::: SELECTED TEXT :::

I've started using Fenics for my PhD, and after being able to resolve all issues myself so far, I got stuck on a seemingly simple problem. As a rookie, I would appreciate any help or pointer in the right direction.

Background: I have defined a measure for the deviation of the solution (vector valued function) u from a target at a discrete set of points

$$ p = \sum\limits_{k=1}^K \beta_k \left( \left( u_x \left( x_k \right) - \hat{y}_{x,k} \right)^2 + \left( u_y \left( x_k \right) - \hat{y}_{y,k} \right)^2 \right) $$

I need to evaluate the derivative wrt to the N expansion coefficients of u at K values x_k. I need to do so often, and cheaply. To this end I would like to assemble a matrix containg the derivatives of u wrt expansion coefficients U_j at x_k

$$ \frac{\partial}{\partial U_j} u \left( x_k \right) = \frac{\partial}{\partial U_j} \left( \sum\limits_{i=1}^N \phi_i \left( x_k \right) U_{i} \right) = \phi_j \left( x_k \right) \qquad \forall x_k, k=1,...,K $$

for the x and y "subspace" of a Function, separately (excuse the sloppy notation). Or at least I would need to be able to keep account which dof belongs to x and y. This would allow me to get the gradient by a matrix-vector multiplication.

:::

**THINGS TO DO:**
• a. In the rows, reproduce every line from the one containing "category-label: Visual &" through the one containing "value-label: 0 [280,98,288,114]", with both of those lines included.
• b. Proceed with the forum post about assembling a matrix of basis-function derivatives in Fenics, starting right after its last sentence.

::: AVAILABLE DATA :::

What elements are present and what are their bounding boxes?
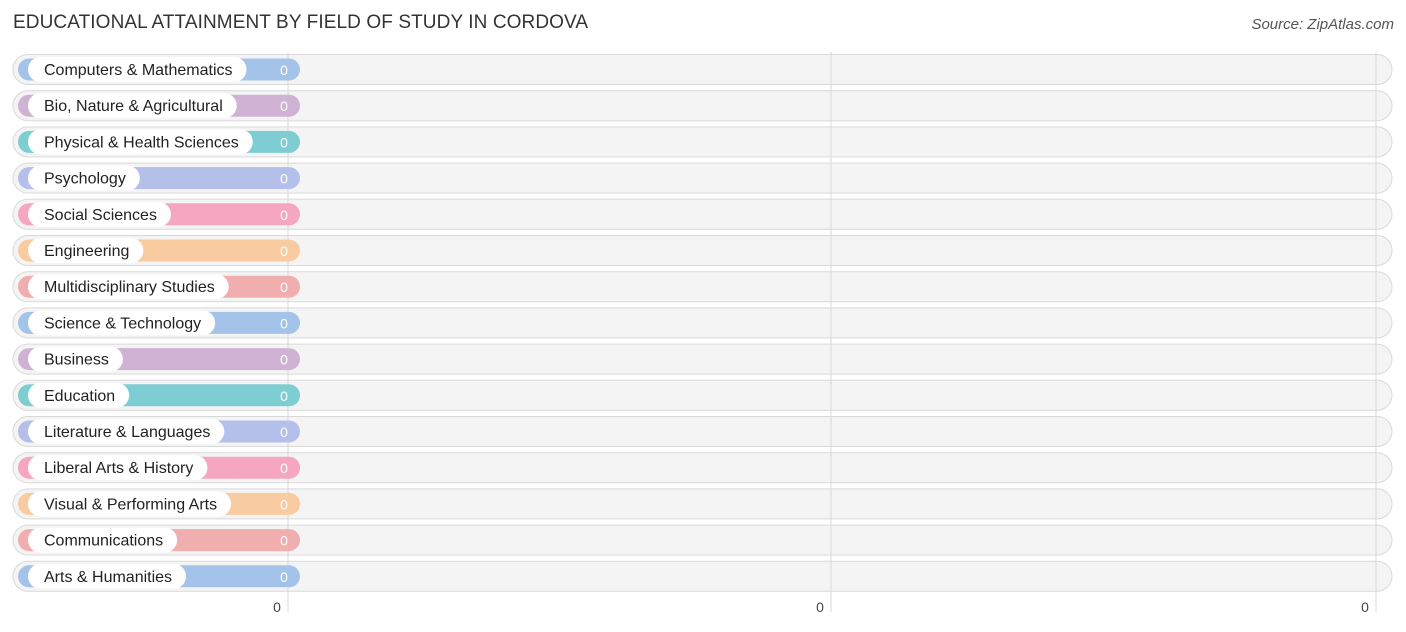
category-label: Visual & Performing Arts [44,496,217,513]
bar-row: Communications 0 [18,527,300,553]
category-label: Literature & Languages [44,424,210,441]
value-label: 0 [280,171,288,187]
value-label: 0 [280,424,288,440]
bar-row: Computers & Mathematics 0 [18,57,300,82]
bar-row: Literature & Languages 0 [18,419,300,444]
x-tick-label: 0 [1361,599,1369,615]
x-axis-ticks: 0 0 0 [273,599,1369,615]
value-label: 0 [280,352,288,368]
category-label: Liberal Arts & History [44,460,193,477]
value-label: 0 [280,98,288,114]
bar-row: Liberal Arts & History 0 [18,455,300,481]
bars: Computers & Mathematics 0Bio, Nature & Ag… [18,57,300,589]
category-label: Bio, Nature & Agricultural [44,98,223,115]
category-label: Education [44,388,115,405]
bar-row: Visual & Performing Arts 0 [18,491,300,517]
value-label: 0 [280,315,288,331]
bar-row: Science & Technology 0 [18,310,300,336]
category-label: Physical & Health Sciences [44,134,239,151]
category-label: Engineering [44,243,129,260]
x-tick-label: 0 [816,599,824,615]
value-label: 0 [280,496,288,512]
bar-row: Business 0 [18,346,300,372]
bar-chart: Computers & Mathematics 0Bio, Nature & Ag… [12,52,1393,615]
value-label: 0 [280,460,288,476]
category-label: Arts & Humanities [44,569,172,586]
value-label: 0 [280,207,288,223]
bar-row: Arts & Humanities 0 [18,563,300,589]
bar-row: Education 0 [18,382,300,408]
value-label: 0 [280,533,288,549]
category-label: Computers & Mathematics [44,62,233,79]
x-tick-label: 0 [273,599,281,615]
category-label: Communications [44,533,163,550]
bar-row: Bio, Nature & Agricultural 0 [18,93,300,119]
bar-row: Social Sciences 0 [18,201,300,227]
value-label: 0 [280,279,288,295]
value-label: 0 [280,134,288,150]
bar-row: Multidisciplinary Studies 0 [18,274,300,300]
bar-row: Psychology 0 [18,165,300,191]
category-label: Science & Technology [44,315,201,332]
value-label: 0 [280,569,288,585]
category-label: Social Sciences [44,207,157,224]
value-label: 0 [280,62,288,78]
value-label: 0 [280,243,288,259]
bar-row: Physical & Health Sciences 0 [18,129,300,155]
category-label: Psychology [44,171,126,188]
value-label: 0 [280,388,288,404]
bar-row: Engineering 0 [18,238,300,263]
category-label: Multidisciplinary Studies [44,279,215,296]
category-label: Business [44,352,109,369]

:::

**EXERCISE RESPONSES:**
• a.
category-label: Visual & Performing Arts [44,496,217,513]
bar-row: Communications 0 [18,527,300,553]
category-label: Literature & Languages [44,424,210,441]
value-label: 0 [280,171,288,187]
value-label: 0 [280,424,288,440]
bar-row: Computers & Mathematics 0 [18,57,300,82]
bar-row: Literature & Languages 0 [18,419,300,444]
x-tick-label: 0 [1361,599,1369,615]
x-axis-ticks: 0 0 0 [273,599,1369,615]
value-label: 0 [280,352,288,368]
category-label: Liberal Arts & History [44,460,193,477]
value-label: 0 [280,98,288,114]

• b.
Approaches considered so far:

  • Set all but the j-th vector value of a function to zero and evaluate the function at all K points. Issue : prohibitive, as it takes N*K function evaluations (K approx N, i.e. N^2).
  • I'm able to evaluate all basis functions of an element in any given cell, but that doesn't help. Looking at the C++ implementation eval() of a Function, there's probably some way to do this
  • I was also not able to piece together a solution ussing differentiate() or diff(), or think of a creative way to assemble this KxN matrix

Maybe a little code example:

mesh = UnitSquareMesh(10,10)
V = VectorFunctionSpace(mesh,'P',2)
F = Function(V)

x_k = (0.5,0.5)
u_k = F(x_k)

=> How does u_k[0] and u_k[1] depend on the expansion coefficients F.vector(), with correct ordering of the dofs?

In case anybody finds the time to help me out, thanks a lot.

Best Regards

asked May 26, 2017 by phoenix FEniCS Novice (160 points)

1 Answer

+1 vote
 
Best answer

Hi, below is an example of how to build the differentiation matrix over scalar space. To do this for vector/tensor-valued or mixed spaces is not much more involved and is a good learning exercise. Note that the code is serial only.

from dolfin import *
from petsc4py import PETSc
import numpy as np


def diff_coeff_matrix(V, points):
    mesh = V.mesh()

    element = V.element()
    basis_values = np.zeros(element.space_dimension())

    nrows = len(points)
    ncols = V.dim()
    mat = PETSc.Mat().createAIJ(size=(nrows, ncols))
    mat.setUp() 
    mat.assemblyBegin()

    dmap = V.dofmap()
    tree = mesh.bounding_box_tree()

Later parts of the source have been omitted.